▶ Directive: Return all of the entries exactly as written.
── Stored rows
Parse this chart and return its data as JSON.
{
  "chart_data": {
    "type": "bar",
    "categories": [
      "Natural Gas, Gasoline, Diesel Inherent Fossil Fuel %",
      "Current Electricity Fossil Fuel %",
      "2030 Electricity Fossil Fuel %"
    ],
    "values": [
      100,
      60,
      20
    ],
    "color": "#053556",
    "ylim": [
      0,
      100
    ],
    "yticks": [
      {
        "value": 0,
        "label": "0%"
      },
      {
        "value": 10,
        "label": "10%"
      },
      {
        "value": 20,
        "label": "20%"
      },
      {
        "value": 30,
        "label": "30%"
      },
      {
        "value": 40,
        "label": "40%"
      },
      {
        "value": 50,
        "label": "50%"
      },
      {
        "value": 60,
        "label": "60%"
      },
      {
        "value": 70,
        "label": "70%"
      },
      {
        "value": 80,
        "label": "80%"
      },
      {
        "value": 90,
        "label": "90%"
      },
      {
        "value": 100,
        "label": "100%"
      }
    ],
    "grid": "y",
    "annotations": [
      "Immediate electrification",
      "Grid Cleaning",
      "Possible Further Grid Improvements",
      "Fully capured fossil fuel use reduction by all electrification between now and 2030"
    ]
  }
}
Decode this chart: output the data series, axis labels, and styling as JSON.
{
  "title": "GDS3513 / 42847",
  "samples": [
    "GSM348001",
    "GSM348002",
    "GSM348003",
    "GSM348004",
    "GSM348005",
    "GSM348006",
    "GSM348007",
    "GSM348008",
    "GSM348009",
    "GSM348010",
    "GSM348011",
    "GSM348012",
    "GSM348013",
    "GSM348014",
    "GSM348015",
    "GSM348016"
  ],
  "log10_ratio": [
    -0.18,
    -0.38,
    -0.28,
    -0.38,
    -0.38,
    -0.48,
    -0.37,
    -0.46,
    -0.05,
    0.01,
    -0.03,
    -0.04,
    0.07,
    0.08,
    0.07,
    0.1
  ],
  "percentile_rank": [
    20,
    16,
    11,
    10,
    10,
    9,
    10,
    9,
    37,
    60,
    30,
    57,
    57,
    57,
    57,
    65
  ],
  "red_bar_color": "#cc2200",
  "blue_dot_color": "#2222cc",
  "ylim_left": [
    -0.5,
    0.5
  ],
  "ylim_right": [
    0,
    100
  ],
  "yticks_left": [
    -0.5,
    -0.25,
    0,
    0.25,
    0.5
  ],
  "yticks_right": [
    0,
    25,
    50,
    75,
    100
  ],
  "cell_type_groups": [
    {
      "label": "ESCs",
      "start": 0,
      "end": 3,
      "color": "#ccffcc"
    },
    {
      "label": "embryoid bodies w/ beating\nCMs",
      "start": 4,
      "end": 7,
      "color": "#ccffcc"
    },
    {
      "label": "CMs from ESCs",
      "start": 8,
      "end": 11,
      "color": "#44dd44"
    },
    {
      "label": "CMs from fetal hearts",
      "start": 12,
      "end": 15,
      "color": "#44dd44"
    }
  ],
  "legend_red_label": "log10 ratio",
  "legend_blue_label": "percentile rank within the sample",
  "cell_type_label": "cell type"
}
────
▶ Complete response:
Parse this chart and return its data as JSON.
{
  "chart_data": {
    "type": "bar",
    "categories": [
      "Natural Gas, Gasoline, Diesel Inherent Fossil Fuel %",
      "Current Electricity Fossil Fuel %",
      "2030 Electricity Fossil Fuel %"
    ],
    "values": [
      100,
      60,
      20
    ],
    "color": "#053556",
    "ylim": [
      0,
      100
    ],
    "yticks": [
      {
        "value": 0,
        "label": "0%"
      },
      {
        "value": 10,
        "label": "10%"
      },
      {
        "value": 20,
        "label": "20%"
      },
      {
        "value": 30,
        "label": "30%"
      },
      {
        "value": 40,
        "label": "40%"
      },
      {
        "value": 50,
        "label": "50%"
      },
      {
        "value": 60,
        "label": "60%"
      },
      {
        "value": 70,
        "label": "70%"
      },
      {
        "value": 80,
        "label": "80%"
      },
      {
        "value": 90,
        "label": "90%"
      },
      {
        "value": 100,
        "label": "100%"
      }
    ],
    "grid": "y",
    "annotations": [
      "Immediate electrification",
      "Grid Cleaning",
      "Possible Further Grid Improvements",
      "Fully capured fossil fuel use reduction by all electrification between now and 2030"
    ]
  }
}
Decode this chart: output the data series, axis labels, and styling as JSON.
{
  "title": "GDS3513 / 42847",
  "samples": [
    "GSM348001",
    "GSM348002",
    "GSM348003",
    "GSM348004",
    "GSM348005",
    "GSM348006",
    "GSM348007",
    "GSM348008",
    "GSM348009",
    "GSM348010",
    "GSM348011",
    "GSM348012",
    "GSM348013",
    "GSM348014",
    "GSM348015",
    "GSM348016"
  ],
  "log10_ratio": [
    -0.18,
    -0.38,
    -0.28,
    -0.38,
    -0.38,
    -0.48,
    -0.37,
    -0.46,
    -0.05,
    0.01,
    -0.03,
    -0.04,
    0.07,
    0.08,
    0.07,
    0.1
  ],
  "percentile_rank": [
    20,
    16,
    11,
    10,
    10,
    9,
    10,
    9,
    37,
    60,
    30,
    57,
    57,
    57,
    57,
    65
  ],
  "red_bar_color": "#cc2200",
  "blue_dot_color": "#2222cc",
  "ylim_left": [
    -0.5,
    0.5
  ],
  "ylim_right": [
    0,
    100
  ],
  "yticks_left": [
    -0.5,
    -0.25,
    0,
    0.25,
    0.5
  ],
  "yticks_right": [
    0,
    25,
    50,
    75,
    100
  ],
  "cell_type_groups": [
    {
      "label": "ESCs",
      "start": 0,
      "end": 3,
      "color": "#ccffcc"
    },
    {
      "label": "embryoid bodies w/ beating\nCMs",
      "start": 4,
      "end": 7,
      "color": "#ccffcc"
    },
    {
      "label": "CMs from ESCs",
      "start": 8,
      "end": 11,
      "color": "#44dd44"
    },
    {
      "label": "CMs from fetal hearts",
      "start": 12,
      "end": 15,
      "color": "#44dd44"
    }
  ],
  "legend_red_label": "log10 ratio",
  "legend_blue_label": "percentile rank within the sample",
  "cell_type_label": "cell type"
}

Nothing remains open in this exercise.